Print the entries that appear below, exactly as written and without their pictures.

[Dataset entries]
BEGIN

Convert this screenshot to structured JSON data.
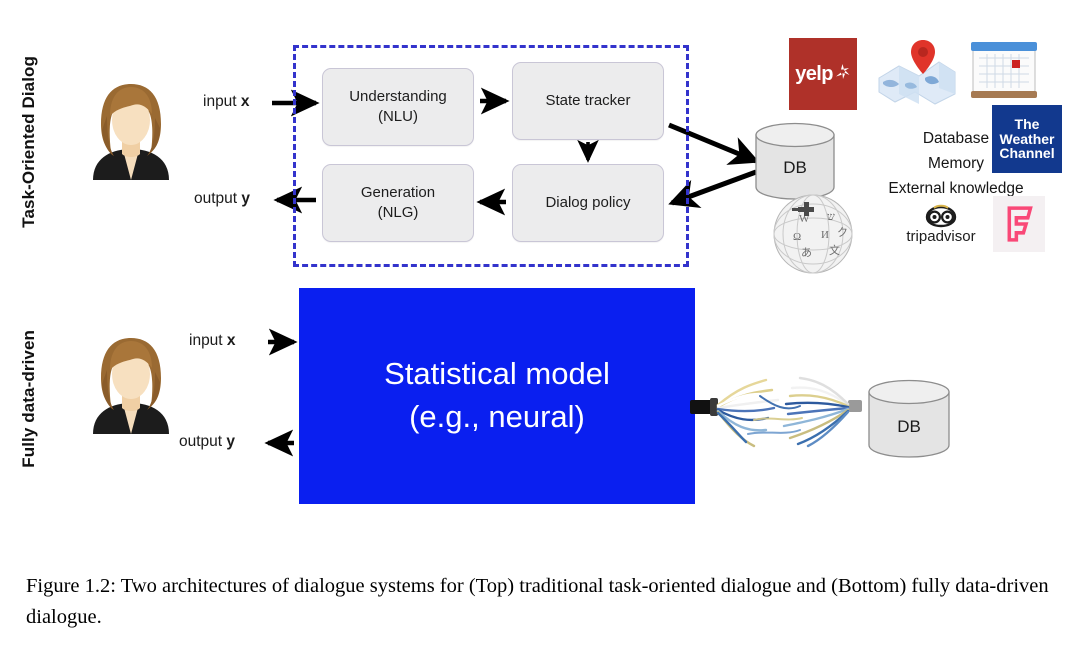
{
  "figure": {
    "caption": "Figure 1.2: Two architectures of dialogue systems for (Top) traditional task-oriented dialogue and (Bottom) fully data-driven dialogue."
  },
  "rows": {
    "top": {
      "label": "Task-Oriented Dialog",
      "avatar_name": "user-avatar-woman",
      "io": {
        "input_prefix": "input ",
        "input_var": "x",
        "output_prefix": "output ",
        "output_var": "y"
      },
      "pipeline": {
        "border_color": "#3333cc",
        "boxes": [
          {
            "id": "nlu",
            "line1": "Understanding",
            "line2": "(NLU)"
          },
          {
            "id": "state_tracker",
            "line1": "State tracker",
            "line2": ""
          },
          {
            "id": "dialog_policy",
            "line1": "Dialog policy",
            "line2": ""
          },
          {
            "id": "nlg",
            "line1": "Generation",
            "line2": "(NLG)"
          }
        ]
      },
      "db": {
        "label": "DB"
      },
      "knowledge": {
        "lines": [
          "Database",
          "Memory",
          "External knowledge"
        ]
      },
      "logos": [
        {
          "id": "yelp",
          "name": "yelp-logo",
          "text": "yelp",
          "color": "#af3129"
        },
        {
          "id": "google_maps",
          "name": "google-maps-logo",
          "text": "",
          "color": "#d93025"
        },
        {
          "id": "calendar",
          "name": "calendar-logo",
          "text": "",
          "color": "#4a90d9"
        },
        {
          "id": "weather_channel",
          "name": "weather-channel-logo",
          "text": "The Weather Channel",
          "color": "#12398e"
        },
        {
          "id": "wikipedia",
          "name": "wikipedia-logo",
          "text": "",
          "color": "#9a9a9a"
        },
        {
          "id": "tripadvisor",
          "name": "tripadvisor-logo",
          "text": "tripadvisor",
          "color": "#1c1c1c"
        },
        {
          "id": "foursquare",
          "name": "foursquare-logo",
          "text": "",
          "color": "#f94877"
        }
      ],
      "weather_lines": [
        "The",
        "Weather",
        "Channel"
      ]
    },
    "bottom": {
      "label": "Fully data-driven",
      "avatar_name": "user-avatar-woman",
      "io": {
        "input_prefix": "input ",
        "input_var": "x",
        "output_prefix": "output ",
        "output_var": "y"
      },
      "model": {
        "line1": "Statistical model",
        "line2": "(e.g., neural)",
        "bg_color": "#0a1ff0",
        "text_color": "#ffffff"
      },
      "db": {
        "label": "DB"
      },
      "connector_name": "frayed-cable-bundle"
    }
  },
  "colors": {
    "dashed_border": "#3333cc",
    "box_fill": "#ececed",
    "box_border": "#c9c6d6",
    "model_blue": "#0a1ff0",
    "arrow": "#000000",
    "cylinder_fill": "#e4e4e4"
  }
}
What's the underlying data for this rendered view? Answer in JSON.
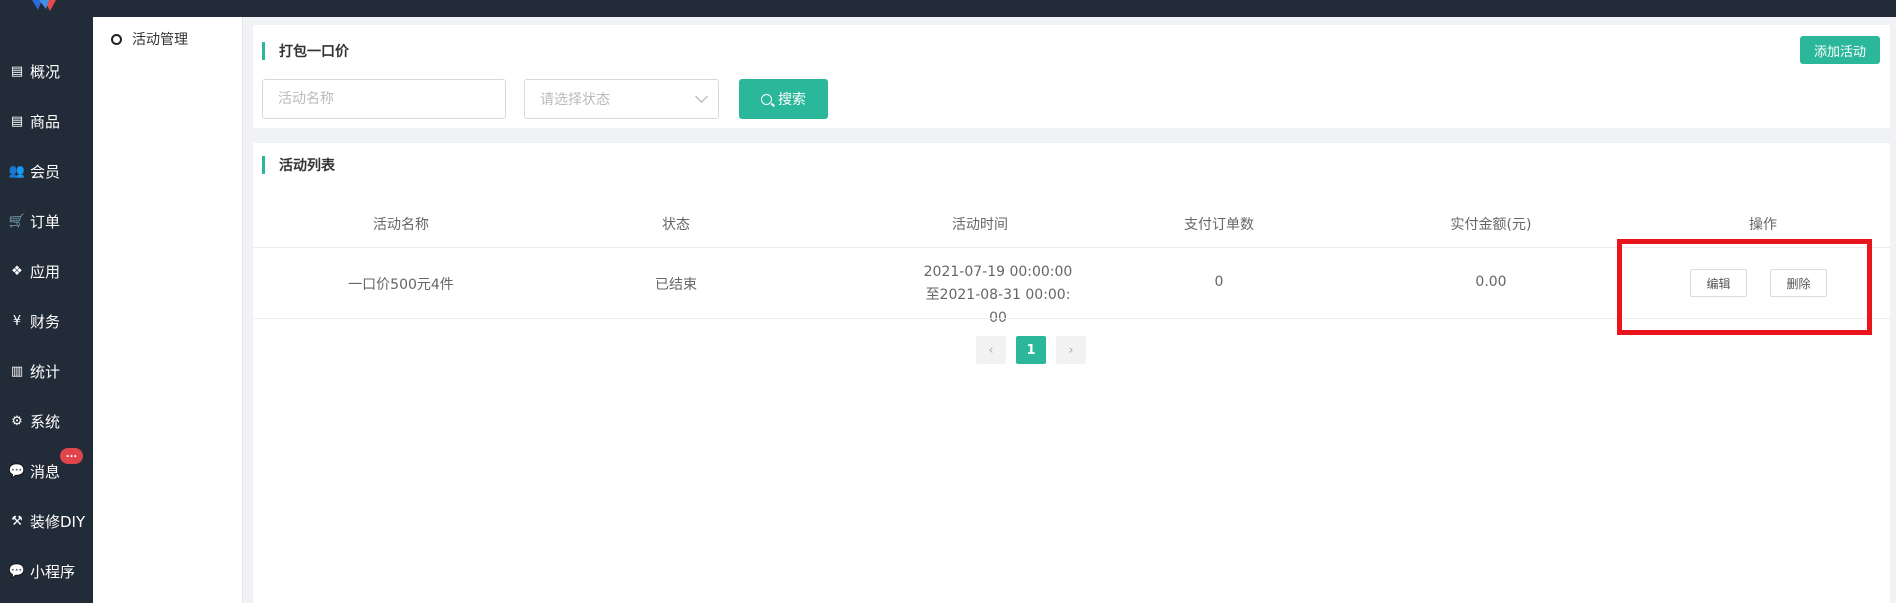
{
  "nav": {
    "items": [
      {
        "label": "概况",
        "icon": "archive-icon",
        "glyph": "▤"
      },
      {
        "label": "商品",
        "icon": "archive-icon",
        "glyph": "▤"
      },
      {
        "label": "会员",
        "icon": "users-icon",
        "glyph": "👥"
      },
      {
        "label": "订单",
        "icon": "cart-icon",
        "glyph": "🛒"
      },
      {
        "label": "应用",
        "icon": "cubes-icon",
        "glyph": "❖"
      },
      {
        "label": "财务",
        "icon": "yen-icon",
        "glyph": "¥"
      },
      {
        "label": "统计",
        "icon": "bar-chart-icon",
        "glyph": "▥"
      },
      {
        "label": "系统",
        "icon": "gears-icon",
        "glyph": "⚙"
      },
      {
        "label": "消息",
        "icon": "comment-icon",
        "glyph": "💬"
      },
      {
        "label": "装修DIY",
        "icon": "gavel-icon",
        "glyph": "⚒"
      },
      {
        "label": "小程序",
        "icon": "comments-icon",
        "glyph": "💬"
      }
    ],
    "message_badge": "..."
  },
  "submenu": {
    "item": "活动管理"
  },
  "filter": {
    "title": "打包一口价",
    "add_button": "添加活动",
    "name_placeholder": "活动名称",
    "status_placeholder": "请选择状态",
    "search_button": "搜索"
  },
  "list": {
    "title": "活动列表",
    "columns": [
      "活动名称",
      "状态",
      "活动时间",
      "支付订单数",
      "实付金额(元)",
      "操作"
    ],
    "rows": [
      {
        "name": "一口价500元4件",
        "status": "已结束",
        "time": "2021-07-19 00:00:00至2021-08-31 00:00:00",
        "orders": "0",
        "amount": "0.00",
        "edit": "编辑",
        "delete": "删除"
      }
    ]
  },
  "pagination": {
    "prev": "‹",
    "current": "1",
    "next": "›"
  },
  "colors": {
    "accent": "#2bb79a",
    "sidebar": "#222b38",
    "highlight": "#e8161c",
    "badge": "#e0454c"
  }
}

END

RESULT FOR THIS EXERCISE:
Convert this screenshot to structured JSON data.
{
  "figure": {
    "caption": "Figure 1.2: Two architectures of dialogue systems for (Top) traditional task-oriented dialogue and (Bottom) fully data-driven dialogue."
  },
  "rows": {
    "top": {
      "label": "Task-Oriented Dialog",
      "avatar_name": "user-avatar-woman",
      "io": {
        "input_prefix": "input ",
        "input_var": "x",
        "output_prefix": "output ",
        "output_var": "y"
      },
      "pipeline": {
        "border_color": "#3333cc",
        "boxes": [
          {
            "id": "nlu",
            "line1": "Understanding",
            "line2": "(NLU)"
          },
          {
            "id": "state_tracker",
            "line1": "State tracker",
            "line2": ""
          },
          {
            "id": "dialog_policy",
            "line1": "Dialog policy",
            "line2": ""
          },
          {
            "id": "nlg",
            "line1": "Generation",
            "line2": "(NLG)"
          }
        ]
      },
      "db": {
        "label": "DB"
      },
      "knowledge": {
        "lines": [
          "Database",
          "Memory",
          "External knowledge"
        ]
      },
      "logos": [
        {
          "id": "yelp",
          "name": "yelp-logo",
          "text": "yelp",
          "color": "#af3129"
        },
        {
          "id": "google_maps",
          "name": "google-maps-logo",
          "text": "",
          "color": "#d93025"
        },
        {
          "id": "calendar",
          "name": "calendar-logo",
          "text": "",
          "color": "#4a90d9"
        },
        {
          "id": "weather_channel",
          "name": "weather-channel-logo",
          "text": "The Weather Channel",
          "color": "#12398e"
        },
        {
          "id": "wikipedia",
          "name": "wikipedia-logo",
          "text": "",
          "color": "#9a9a9a"
        },
        {
          "id": "tripadvisor",
          "name": "tripadvisor-logo",
          "text": "tripadvisor",
          "color": "#1c1c1c"
        },
        {
          "id": "foursquare",
          "name": "foursquare-logo",
          "text": "",
          "color": "#f94877"
        }
      ],
      "weather_lines": [
        "The",
        "Weather",
        "Channel"
      ]
    },
    "bottom": {
      "label": "Fully data-driven",
      "avatar_name": "user-avatar-woman",
      "io": {
        "input_prefix": "input ",
        "input_var": "x",
        "output_prefix": "output ",
        "output_var": "y"
      },
      "model": {
        "line1": "Statistical model",
        "line2": "(e.g., neural)",
        "bg_color": "#0a1ff0",
        "text_color": "#ffffff"
      },
      "db": {
        "label": "DB"
      },
      "connector_name": "frayed-cable-bundle"
    }
  },
  "colors": {
    "dashed_border": "#3333cc",
    "box_fill": "#ececed",
    "box_border": "#c9c6d6",
    "model_blue": "#0a1ff0",
    "arrow": "#000000",
    "cylinder_fill": "#e4e4e4"
  }
}
What's the underlying data for this rendered view? Answer in JSON.
{
  "nav": {
    "items": [
      {
        "label": "概况",
        "icon": "archive-icon",
        "glyph": "▤"
      },
      {
        "label": "商品",
        "icon": "archive-icon",
        "glyph": "▤"
      },
      {
        "label": "会员",
        "icon": "users-icon",
        "glyph": "👥"
      },
      {
        "label": "订单",
        "icon": "cart-icon",
        "glyph": "🛒"
      },
      {
        "label": "应用",
        "icon": "cubes-icon",
        "glyph": "❖"
      },
      {
        "label": "财务",
        "icon": "yen-icon",
        "glyph": "¥"
      },
      {
        "label": "统计",
        "icon": "bar-chart-icon",
        "glyph": "▥"
      },
      {
        "label": "系统",
        "icon": "gears-icon",
        "glyph": "⚙"
      },
      {
        "label": "消息",
        "icon": "comment-icon",
        "glyph": "💬"
      },
      {
        "label": "装修DIY",
        "icon": "gavel-icon",
        "glyph": "⚒"
      },
      {
        "label": "小程序",
        "icon": "comments-icon",
        "glyph": "💬"
      }
    ],
    "message_badge": "..."
  },
  "submenu": {
    "item": "活动管理"
  },
  "filter": {
    "title": "打包一口价",
    "add_button": "添加活动",
    "name_placeholder": "活动名称",
    "status_placeholder": "请选择状态",
    "search_button": "搜索"
  },
  "list": {
    "title": "活动列表",
    "columns": [
      "活动名称",
      "状态",
      "活动时间",
      "支付订单数",
      "实付金额(元)",
      "操作"
    ],
    "rows": [
      {
        "name": "一口价500元4件",
        "status": "已结束",
        "time": "2021-07-19 00:00:00至2021-08-31 00:00:00",
        "orders": "0",
        "amount": "0.00",
        "edit": "编辑",
        "delete": "删除"
      }
    ]
  },
  "pagination": {
    "prev": "‹",
    "current": "1",
    "next": "›"
  },
  "colors": {
    "accent": "#2bb79a",
    "sidebar": "#222b38",
    "highlight": "#e8161c",
    "badge": "#e0454c"
  }
}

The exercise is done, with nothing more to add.